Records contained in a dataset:
◆ ◆ ◆ ◆ ◆ ◆ ◆

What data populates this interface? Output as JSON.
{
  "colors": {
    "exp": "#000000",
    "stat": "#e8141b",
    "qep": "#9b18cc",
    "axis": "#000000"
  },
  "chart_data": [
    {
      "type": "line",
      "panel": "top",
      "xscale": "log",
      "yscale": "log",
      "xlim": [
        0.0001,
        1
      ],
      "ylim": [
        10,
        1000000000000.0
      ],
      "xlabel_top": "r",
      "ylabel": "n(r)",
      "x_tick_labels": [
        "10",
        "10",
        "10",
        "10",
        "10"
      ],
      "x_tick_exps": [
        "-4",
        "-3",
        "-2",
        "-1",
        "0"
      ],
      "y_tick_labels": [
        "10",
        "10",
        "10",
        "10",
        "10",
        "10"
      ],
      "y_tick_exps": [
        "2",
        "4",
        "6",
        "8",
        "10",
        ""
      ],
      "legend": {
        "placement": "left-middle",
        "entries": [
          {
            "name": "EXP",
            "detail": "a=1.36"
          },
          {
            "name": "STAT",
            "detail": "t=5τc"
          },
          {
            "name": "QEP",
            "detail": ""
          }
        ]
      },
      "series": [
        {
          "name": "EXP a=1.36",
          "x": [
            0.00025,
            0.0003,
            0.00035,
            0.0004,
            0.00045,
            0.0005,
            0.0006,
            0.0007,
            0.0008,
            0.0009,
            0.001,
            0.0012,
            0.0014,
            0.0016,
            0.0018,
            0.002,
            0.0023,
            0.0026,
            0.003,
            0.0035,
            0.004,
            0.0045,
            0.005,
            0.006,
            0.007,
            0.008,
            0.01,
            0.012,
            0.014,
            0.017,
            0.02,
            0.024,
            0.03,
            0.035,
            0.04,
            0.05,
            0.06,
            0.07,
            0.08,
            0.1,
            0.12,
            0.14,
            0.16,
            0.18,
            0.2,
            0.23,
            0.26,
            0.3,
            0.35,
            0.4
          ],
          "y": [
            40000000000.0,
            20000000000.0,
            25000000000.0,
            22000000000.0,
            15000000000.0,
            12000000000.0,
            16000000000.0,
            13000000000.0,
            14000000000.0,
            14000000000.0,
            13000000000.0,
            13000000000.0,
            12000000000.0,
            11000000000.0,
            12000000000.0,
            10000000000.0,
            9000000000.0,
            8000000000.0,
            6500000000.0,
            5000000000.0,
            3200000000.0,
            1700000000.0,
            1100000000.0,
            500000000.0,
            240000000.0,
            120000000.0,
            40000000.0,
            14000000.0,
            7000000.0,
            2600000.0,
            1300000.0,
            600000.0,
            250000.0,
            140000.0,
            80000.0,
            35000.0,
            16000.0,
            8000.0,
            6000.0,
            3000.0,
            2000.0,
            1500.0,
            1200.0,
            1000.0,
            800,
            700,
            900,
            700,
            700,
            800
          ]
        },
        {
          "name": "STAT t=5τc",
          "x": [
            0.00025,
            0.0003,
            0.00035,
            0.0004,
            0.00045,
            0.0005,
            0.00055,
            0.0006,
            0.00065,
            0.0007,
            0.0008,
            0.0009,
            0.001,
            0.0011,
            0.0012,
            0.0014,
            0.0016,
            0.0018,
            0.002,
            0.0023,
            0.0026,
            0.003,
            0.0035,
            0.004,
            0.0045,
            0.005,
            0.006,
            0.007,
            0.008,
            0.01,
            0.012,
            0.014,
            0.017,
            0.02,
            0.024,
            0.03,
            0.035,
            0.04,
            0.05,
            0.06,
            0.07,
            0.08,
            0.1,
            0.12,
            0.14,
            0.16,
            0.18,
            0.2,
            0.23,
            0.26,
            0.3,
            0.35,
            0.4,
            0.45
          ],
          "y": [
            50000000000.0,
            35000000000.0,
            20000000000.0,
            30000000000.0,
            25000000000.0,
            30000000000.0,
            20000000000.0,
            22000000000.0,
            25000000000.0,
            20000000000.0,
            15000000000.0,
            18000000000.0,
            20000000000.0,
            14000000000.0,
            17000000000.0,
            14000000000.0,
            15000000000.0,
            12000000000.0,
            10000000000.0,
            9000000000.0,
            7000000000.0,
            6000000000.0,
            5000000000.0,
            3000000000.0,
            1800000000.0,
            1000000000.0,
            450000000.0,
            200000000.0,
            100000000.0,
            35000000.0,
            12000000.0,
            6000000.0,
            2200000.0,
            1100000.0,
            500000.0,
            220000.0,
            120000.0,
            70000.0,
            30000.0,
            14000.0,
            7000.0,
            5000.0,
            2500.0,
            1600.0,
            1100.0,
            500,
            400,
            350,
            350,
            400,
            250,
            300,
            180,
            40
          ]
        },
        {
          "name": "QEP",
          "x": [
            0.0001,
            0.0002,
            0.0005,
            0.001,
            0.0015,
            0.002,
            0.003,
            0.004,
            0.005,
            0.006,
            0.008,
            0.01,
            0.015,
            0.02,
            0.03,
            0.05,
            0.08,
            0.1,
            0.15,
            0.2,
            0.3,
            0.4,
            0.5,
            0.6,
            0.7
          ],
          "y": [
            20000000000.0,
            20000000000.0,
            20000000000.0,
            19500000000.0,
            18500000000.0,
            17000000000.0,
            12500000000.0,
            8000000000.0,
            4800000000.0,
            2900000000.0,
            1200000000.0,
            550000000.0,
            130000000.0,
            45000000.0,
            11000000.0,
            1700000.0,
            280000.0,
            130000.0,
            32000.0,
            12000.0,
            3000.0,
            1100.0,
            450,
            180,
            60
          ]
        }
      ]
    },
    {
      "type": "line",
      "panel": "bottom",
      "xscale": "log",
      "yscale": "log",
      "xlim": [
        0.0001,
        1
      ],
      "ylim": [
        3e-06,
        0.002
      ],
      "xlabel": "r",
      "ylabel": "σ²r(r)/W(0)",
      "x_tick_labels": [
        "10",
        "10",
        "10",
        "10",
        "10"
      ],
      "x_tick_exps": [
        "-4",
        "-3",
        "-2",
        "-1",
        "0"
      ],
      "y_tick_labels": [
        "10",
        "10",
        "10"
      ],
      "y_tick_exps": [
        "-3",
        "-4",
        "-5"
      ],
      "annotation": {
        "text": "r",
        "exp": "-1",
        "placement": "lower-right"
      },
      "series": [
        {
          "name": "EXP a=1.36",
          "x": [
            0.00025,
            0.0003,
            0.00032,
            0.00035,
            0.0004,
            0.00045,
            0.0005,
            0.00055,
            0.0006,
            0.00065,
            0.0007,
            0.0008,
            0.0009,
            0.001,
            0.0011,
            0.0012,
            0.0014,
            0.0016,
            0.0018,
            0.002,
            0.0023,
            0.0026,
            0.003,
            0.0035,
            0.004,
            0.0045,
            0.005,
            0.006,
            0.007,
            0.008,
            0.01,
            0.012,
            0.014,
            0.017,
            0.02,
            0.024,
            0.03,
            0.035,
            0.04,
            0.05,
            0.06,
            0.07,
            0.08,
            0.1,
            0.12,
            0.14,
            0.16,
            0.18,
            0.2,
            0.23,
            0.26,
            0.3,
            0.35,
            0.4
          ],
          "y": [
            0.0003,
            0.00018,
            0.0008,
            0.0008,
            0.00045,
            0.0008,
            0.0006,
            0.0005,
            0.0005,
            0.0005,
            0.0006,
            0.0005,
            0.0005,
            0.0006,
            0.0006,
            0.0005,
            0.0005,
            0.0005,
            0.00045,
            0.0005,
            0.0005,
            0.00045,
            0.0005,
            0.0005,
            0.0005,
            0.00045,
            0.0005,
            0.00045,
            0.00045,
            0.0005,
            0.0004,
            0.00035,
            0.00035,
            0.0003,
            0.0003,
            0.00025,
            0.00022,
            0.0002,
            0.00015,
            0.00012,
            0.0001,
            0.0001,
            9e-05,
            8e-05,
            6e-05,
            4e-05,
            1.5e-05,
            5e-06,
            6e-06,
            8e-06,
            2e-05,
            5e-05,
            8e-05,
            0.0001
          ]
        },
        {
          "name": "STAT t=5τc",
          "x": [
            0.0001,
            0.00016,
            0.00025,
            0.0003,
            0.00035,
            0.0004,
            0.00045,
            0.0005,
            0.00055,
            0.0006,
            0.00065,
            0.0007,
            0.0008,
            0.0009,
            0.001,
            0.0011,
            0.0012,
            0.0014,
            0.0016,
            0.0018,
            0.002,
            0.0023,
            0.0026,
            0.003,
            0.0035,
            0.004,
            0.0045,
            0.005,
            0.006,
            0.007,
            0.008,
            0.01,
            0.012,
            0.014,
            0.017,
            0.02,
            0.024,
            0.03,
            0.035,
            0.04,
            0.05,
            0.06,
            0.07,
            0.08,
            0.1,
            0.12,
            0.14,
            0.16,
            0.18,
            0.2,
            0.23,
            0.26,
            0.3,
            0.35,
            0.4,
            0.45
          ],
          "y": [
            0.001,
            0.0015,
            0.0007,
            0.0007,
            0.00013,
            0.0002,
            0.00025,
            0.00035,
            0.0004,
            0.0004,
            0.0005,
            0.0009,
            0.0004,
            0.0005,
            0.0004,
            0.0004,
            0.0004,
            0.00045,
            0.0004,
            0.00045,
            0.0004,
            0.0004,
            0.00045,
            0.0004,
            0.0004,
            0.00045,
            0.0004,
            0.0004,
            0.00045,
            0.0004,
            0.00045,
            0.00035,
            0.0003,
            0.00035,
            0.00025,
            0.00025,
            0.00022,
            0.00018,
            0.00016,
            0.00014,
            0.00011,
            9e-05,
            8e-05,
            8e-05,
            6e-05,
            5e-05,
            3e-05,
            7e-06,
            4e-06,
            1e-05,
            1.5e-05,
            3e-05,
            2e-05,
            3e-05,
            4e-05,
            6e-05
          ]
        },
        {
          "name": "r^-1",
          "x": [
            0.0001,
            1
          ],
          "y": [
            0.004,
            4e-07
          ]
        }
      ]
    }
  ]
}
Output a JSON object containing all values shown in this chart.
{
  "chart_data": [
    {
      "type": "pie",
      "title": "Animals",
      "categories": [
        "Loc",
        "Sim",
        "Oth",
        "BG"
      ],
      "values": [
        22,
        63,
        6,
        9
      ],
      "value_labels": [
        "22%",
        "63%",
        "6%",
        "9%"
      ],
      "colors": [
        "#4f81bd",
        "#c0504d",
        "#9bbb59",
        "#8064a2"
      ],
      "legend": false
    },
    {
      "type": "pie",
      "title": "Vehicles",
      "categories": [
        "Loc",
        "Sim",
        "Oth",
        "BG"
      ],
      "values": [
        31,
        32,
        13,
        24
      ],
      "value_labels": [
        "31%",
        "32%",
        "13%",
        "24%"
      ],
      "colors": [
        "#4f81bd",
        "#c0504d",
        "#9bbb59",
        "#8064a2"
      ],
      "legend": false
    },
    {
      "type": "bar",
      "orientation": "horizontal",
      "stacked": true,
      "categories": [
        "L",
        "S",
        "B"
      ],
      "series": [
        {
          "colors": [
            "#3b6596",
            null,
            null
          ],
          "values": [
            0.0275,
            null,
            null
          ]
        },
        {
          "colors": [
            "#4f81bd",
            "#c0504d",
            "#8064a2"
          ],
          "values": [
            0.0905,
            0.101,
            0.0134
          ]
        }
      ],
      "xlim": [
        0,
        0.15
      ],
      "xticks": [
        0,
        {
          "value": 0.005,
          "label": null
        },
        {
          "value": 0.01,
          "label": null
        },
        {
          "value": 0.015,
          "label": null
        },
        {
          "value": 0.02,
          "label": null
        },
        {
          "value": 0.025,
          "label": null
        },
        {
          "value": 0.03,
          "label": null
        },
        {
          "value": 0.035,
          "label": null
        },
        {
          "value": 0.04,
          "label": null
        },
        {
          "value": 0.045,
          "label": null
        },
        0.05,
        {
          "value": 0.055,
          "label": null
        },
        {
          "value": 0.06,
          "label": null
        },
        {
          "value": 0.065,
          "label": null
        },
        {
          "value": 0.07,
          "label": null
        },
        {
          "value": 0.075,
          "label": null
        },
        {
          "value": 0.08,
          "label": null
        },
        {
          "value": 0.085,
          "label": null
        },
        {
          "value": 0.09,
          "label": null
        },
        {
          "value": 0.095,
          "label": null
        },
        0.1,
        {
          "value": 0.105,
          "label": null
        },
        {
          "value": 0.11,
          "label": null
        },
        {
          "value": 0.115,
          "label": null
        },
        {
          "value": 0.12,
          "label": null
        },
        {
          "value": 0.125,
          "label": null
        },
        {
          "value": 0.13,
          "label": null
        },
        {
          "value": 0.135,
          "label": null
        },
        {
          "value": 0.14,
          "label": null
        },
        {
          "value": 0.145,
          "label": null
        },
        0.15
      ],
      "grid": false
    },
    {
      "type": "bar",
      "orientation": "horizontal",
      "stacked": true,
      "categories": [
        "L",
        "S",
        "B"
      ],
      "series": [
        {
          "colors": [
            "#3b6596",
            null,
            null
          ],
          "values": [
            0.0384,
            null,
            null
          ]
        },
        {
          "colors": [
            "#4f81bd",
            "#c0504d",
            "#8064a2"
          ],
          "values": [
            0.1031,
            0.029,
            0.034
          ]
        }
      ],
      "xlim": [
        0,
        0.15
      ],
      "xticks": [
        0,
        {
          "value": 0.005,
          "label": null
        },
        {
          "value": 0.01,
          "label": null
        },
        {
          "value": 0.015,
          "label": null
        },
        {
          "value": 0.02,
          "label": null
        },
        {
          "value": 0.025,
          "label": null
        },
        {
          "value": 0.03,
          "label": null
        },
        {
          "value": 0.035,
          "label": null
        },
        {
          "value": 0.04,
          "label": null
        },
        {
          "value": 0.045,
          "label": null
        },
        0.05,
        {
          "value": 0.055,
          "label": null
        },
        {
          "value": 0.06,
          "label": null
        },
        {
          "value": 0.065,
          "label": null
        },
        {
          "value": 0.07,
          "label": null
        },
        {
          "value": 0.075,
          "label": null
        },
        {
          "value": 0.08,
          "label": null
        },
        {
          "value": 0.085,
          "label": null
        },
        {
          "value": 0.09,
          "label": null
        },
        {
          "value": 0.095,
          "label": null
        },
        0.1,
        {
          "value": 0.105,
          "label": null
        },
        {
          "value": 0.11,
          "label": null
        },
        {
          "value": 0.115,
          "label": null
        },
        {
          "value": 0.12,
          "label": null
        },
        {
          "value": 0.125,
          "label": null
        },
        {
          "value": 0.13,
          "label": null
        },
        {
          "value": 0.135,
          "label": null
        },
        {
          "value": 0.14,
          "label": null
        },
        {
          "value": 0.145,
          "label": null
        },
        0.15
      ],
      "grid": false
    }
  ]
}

◆ ◆ ◆ ◆ ◆ ◆ ◆

- [Requirement]
From the listing above, return each line with the word "this".

- [Exercise response]
What data populates this interface? Output as JSON.
Output a JSON object containing all values shown in this chart.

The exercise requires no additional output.